%%

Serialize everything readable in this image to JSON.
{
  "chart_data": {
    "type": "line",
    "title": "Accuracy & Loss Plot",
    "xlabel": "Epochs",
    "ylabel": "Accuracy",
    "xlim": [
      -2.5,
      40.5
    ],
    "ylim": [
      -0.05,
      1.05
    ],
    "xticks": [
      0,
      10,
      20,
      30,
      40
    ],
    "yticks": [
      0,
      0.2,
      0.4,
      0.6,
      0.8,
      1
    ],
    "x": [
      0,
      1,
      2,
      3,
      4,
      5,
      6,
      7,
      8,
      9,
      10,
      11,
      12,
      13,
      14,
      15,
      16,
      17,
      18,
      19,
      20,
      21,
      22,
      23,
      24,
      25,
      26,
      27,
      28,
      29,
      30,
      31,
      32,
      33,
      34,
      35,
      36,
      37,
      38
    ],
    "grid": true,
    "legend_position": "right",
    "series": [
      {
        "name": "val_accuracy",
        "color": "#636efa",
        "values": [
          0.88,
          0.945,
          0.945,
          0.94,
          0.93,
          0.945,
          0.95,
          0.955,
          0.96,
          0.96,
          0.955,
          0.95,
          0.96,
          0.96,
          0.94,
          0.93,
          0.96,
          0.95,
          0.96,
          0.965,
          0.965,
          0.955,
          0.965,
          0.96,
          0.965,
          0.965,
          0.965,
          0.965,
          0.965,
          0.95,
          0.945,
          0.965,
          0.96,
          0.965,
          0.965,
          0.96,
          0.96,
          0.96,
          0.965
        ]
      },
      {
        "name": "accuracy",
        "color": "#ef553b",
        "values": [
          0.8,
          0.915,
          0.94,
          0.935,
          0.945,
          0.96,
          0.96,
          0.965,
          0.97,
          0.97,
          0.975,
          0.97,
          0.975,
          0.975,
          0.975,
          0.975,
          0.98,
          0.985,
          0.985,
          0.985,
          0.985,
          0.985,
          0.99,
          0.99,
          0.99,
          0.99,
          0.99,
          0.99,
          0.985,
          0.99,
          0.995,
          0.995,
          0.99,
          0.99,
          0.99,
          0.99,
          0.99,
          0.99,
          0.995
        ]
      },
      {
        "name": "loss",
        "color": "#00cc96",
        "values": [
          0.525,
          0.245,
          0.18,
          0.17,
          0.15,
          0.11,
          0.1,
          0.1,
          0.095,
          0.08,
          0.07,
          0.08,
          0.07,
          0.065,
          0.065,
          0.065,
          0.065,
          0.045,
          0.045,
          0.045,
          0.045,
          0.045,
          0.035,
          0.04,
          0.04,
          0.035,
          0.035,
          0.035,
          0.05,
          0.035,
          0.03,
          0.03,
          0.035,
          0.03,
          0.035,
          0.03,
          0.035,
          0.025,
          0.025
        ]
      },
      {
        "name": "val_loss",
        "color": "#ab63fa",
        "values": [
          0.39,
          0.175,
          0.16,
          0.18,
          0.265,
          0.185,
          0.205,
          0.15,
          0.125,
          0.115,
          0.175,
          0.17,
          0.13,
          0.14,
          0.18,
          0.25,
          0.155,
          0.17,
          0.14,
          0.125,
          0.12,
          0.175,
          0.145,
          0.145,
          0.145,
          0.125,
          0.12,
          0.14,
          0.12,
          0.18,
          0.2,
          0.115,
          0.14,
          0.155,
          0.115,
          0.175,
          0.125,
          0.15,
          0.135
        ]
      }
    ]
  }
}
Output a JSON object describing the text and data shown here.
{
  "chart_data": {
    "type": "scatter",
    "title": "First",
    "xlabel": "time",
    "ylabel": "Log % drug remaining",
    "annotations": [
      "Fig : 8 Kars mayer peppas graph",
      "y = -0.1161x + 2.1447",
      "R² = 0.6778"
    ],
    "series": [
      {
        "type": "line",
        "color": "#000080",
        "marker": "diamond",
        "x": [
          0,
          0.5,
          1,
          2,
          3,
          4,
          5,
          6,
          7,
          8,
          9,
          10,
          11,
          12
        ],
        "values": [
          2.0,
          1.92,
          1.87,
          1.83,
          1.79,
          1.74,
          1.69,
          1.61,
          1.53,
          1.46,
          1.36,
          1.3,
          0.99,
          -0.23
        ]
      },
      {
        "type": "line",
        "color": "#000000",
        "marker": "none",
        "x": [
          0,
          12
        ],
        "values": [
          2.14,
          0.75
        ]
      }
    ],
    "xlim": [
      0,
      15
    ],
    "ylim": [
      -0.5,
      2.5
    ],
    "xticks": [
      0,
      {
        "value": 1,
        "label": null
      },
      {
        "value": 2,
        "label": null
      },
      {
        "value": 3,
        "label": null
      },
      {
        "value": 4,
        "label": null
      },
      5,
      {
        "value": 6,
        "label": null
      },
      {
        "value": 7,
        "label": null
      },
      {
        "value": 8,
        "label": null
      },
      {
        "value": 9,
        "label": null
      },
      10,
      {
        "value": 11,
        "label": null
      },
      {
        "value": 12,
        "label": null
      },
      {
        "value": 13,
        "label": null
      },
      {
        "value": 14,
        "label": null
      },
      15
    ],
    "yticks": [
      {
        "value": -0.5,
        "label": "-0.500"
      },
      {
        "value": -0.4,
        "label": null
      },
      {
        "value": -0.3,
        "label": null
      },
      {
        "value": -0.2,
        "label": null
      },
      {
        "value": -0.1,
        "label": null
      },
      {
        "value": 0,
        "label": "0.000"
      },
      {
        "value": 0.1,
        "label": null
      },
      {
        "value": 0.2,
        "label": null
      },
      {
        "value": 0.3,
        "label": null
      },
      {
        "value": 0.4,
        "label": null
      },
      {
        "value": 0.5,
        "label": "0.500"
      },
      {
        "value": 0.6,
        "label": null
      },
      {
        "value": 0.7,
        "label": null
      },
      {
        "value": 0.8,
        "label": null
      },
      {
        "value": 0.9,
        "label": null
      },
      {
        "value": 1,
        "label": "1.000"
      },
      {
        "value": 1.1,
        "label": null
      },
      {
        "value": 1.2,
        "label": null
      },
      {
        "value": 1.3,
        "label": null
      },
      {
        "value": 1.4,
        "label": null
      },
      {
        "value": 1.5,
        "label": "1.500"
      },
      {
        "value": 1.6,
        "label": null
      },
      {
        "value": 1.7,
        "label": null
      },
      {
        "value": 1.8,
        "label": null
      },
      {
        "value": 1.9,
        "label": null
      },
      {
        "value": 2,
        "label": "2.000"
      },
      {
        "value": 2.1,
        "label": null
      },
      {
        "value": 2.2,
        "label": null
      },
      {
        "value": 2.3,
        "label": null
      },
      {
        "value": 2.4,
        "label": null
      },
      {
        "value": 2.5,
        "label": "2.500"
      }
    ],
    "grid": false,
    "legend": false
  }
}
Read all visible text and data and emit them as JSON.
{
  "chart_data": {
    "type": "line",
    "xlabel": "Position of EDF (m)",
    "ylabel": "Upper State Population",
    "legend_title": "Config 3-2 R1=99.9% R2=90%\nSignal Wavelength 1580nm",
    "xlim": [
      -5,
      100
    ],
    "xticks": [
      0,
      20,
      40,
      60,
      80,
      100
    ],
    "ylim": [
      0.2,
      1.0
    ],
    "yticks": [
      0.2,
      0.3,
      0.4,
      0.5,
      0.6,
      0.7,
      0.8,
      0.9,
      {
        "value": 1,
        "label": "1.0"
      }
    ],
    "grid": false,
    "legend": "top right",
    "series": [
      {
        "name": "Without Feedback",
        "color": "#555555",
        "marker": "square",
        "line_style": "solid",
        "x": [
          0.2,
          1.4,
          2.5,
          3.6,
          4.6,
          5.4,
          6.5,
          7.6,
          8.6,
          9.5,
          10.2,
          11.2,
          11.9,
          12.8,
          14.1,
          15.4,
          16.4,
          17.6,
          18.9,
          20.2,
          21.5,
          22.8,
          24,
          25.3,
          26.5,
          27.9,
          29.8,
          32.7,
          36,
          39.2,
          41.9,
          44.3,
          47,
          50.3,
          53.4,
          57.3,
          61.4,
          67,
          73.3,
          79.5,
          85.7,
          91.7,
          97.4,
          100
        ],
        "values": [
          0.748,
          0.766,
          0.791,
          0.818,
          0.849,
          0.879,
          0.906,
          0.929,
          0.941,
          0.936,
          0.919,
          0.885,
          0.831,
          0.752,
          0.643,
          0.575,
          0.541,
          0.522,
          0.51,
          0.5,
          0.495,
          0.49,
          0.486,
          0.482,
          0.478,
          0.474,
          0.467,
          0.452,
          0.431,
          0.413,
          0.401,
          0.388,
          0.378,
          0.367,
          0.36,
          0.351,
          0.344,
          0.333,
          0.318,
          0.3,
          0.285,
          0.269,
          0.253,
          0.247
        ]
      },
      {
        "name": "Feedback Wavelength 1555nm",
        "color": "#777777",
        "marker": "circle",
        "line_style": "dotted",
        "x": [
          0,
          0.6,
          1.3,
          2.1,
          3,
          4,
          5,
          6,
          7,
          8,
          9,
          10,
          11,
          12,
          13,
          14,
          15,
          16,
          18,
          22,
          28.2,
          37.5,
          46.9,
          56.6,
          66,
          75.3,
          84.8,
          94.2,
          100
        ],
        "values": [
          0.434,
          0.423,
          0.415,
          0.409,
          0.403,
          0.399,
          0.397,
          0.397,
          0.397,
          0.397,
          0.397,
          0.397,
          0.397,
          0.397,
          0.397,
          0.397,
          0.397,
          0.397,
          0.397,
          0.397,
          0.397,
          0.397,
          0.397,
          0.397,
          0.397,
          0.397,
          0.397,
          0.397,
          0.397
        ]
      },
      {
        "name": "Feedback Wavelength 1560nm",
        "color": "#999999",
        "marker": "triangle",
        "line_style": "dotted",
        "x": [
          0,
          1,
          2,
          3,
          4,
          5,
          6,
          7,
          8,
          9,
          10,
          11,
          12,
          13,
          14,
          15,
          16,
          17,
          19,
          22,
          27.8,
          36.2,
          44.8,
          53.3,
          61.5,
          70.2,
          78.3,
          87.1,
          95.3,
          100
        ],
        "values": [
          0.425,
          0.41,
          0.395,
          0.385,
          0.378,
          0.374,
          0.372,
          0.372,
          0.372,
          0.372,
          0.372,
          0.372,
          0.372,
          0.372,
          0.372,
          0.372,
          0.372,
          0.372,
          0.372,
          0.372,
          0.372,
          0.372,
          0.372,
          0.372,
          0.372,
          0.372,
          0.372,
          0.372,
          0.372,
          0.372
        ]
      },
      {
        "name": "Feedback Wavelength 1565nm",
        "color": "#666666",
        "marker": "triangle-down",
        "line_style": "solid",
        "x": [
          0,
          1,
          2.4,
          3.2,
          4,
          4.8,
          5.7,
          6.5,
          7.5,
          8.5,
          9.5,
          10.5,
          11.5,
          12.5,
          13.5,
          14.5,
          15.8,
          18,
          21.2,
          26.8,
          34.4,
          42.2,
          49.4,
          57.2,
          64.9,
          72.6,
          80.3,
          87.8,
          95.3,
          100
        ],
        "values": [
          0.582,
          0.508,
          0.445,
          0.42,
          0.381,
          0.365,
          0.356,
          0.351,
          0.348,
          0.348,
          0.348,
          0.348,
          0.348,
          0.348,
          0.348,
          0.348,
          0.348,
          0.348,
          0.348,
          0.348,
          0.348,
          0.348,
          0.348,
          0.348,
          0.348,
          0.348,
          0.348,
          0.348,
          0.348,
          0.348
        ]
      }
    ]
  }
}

%%

Required task -
Above are the records; copy every line in them that holds the word "xlabel".

Result -
    "xlabel": "Epochs",
    "xlabel": "time",
    "xlabel": "Position of EDF (m)",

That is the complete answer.